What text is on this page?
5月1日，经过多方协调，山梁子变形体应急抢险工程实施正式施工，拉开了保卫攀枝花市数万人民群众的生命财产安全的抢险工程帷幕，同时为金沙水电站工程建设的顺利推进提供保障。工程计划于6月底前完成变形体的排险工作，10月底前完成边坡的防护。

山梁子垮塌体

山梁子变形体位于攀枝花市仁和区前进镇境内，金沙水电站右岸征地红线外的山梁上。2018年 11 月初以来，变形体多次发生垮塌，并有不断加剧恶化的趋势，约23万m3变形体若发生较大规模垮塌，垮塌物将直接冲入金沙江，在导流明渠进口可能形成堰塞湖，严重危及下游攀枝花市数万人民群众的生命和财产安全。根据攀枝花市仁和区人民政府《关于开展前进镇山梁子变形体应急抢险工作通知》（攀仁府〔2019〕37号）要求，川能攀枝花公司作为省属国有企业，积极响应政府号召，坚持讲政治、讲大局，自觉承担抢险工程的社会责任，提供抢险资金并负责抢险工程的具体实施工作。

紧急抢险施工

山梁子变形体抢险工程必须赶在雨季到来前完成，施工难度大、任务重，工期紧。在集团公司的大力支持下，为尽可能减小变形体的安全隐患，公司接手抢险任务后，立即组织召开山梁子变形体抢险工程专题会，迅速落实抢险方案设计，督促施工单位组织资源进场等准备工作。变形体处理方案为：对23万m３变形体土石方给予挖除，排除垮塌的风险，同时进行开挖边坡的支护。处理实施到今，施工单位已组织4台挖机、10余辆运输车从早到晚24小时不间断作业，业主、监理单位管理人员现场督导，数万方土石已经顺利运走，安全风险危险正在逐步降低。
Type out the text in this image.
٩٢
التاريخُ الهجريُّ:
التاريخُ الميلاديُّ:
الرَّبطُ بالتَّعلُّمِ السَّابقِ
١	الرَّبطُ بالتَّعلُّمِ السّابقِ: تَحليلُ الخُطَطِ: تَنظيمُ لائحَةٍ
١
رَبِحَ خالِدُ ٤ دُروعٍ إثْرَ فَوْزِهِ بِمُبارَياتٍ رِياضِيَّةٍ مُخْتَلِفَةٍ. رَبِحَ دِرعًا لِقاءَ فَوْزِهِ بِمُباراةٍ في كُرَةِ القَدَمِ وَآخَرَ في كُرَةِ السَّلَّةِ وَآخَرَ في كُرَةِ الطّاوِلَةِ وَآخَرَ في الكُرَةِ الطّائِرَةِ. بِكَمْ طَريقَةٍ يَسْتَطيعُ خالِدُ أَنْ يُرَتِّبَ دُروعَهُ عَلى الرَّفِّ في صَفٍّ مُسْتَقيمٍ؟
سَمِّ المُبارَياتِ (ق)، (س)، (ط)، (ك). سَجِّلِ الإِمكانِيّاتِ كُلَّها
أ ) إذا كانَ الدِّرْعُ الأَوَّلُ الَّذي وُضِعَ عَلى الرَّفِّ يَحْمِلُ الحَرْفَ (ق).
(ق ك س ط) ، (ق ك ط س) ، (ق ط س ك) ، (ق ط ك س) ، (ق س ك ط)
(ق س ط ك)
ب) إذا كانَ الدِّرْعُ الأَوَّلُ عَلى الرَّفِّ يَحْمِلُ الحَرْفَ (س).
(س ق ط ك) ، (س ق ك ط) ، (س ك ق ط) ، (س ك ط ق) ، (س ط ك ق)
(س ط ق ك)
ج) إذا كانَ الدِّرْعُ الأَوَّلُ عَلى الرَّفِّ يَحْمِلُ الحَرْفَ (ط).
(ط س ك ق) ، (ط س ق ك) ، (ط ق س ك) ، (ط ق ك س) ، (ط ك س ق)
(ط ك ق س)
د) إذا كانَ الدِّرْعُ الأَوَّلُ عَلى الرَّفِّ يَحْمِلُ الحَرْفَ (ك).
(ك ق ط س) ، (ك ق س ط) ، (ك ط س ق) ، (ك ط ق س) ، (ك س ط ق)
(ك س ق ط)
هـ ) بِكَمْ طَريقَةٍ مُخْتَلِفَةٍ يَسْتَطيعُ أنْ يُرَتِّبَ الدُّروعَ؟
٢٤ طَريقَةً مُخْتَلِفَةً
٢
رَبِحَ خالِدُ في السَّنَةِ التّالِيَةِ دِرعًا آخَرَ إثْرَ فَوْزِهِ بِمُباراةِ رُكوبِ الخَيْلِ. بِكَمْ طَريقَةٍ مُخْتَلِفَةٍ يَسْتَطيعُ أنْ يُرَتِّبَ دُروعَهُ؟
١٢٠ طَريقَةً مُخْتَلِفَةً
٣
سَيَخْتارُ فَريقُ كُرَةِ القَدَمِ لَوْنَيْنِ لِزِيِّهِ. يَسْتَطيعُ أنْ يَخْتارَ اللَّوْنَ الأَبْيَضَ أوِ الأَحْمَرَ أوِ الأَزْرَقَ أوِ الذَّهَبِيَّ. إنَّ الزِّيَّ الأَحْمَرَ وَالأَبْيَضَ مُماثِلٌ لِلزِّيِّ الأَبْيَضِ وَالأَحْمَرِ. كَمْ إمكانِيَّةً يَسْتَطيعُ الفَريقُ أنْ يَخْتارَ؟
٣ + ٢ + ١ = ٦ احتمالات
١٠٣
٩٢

Objective
Repeat only the lines from the one holding "Type out the text in this image." through the last line of the data.

Answer to the problem
Type out the text in this image.
٩٢
التاريخُ الهجريُّ:
التاريخُ الميلاديُّ:
الرَّبطُ بالتَّعلُّمِ السَّابقِ
١	الرَّبطُ بالتَّعلُّمِ السّابقِ: تَحليلُ الخُطَطِ: تَنظيمُ لائحَةٍ
١
رَبِحَ خالِدُ ٤ دُروعٍ إثْرَ فَوْزِهِ بِمُبارَياتٍ رِياضِيَّةٍ مُخْتَلِفَةٍ. رَبِحَ دِرعًا لِقاءَ فَوْزِهِ بِمُباراةٍ في كُرَةِ القَدَمِ وَآخَرَ في كُرَةِ السَّلَّةِ وَآخَرَ في كُرَةِ الطّاوِلَةِ وَآخَرَ في الكُرَةِ الطّائِرَةِ. بِكَمْ طَريقَةٍ يَسْتَطيعُ خالِدُ أَنْ يُرَتِّبَ دُروعَهُ عَلى الرَّفِّ في صَفٍّ مُسْتَقيمٍ؟
سَمِّ المُبارَياتِ (ق)، (س)، (ط)، (ك). سَجِّلِ الإِمكانِيّاتِ كُلَّها
أ ) إذا كانَ الدِّرْعُ الأَوَّلُ الَّذي وُضِعَ عَلى الرَّفِّ يَحْمِلُ الحَرْفَ (ق).
(ق ك س ط) ، (ق ك ط س) ، (ق ط س ك) ، (ق ط ك س) ، (ق س ك ط)
(ق س ط ك)
ب) إذا كانَ الدِّرْعُ الأَوَّلُ عَلى الرَّفِّ يَحْمِلُ الحَرْفَ (س).
(س ق ط ك) ، (س ق ك ط) ، (س ك ق ط) ، (س ك ط ق) ، (س ط ك ق)
(س ط ق ك)
ج) إذا كانَ الدِّرْعُ الأَوَّلُ عَلى الرَّفِّ يَحْمِلُ الحَرْفَ (ط).
(ط س ك ق) ، (ط س ق ك) ، (ط ق س ك) ، (ط ق ك س) ، (ط ك س ق)
(ط ك ق س)
د) إذا كانَ الدِّرْعُ الأَوَّلُ عَلى الرَّفِّ يَحْمِلُ الحَرْفَ (ك).
(ك ق ط س) ، (ك ق س ط) ، (ك ط س ق) ، (ك ط ق س) ، (ك س ط ق)
(ك س ق ط)
هـ ) بِكَمْ طَريقَةٍ مُخْتَلِفَةٍ يَسْتَطيعُ أنْ يُرَتِّبَ الدُّروعَ؟
٢٤ طَريقَةً مُخْتَلِفَةً
٢
رَبِحَ خالِدُ في السَّنَةِ التّالِيَةِ دِرعًا آخَرَ إثْرَ فَوْزِهِ بِمُباراةِ رُكوبِ الخَيْلِ. بِكَمْ طَريقَةٍ مُخْتَلِفَةٍ يَسْتَطيعُ أنْ يُرَتِّبَ دُروعَهُ؟
١٢٠ طَريقَةً مُخْتَلِفَةً
٣
سَيَخْتارُ فَريقُ كُرَةِ القَدَمِ لَوْنَيْنِ لِزِيِّهِ. يَسْتَطيعُ أنْ يَخْتارَ اللَّوْنَ الأَبْيَضَ أوِ الأَحْمَرَ أوِ الأَزْرَقَ أوِ الذَّهَبِيَّ. إنَّ الزِّيَّ الأَحْمَرَ وَالأَبْيَضَ مُماثِلٌ لِلزِّيِّ الأَبْيَضِ وَالأَحْمَرِ. كَمْ إمكانِيَّةً يَسْتَطيعُ الفَريقُ أنْ يَخْتارَ؟
٣ + ٢ + ١ = ٦ احتمالات
١٠٣
٩٢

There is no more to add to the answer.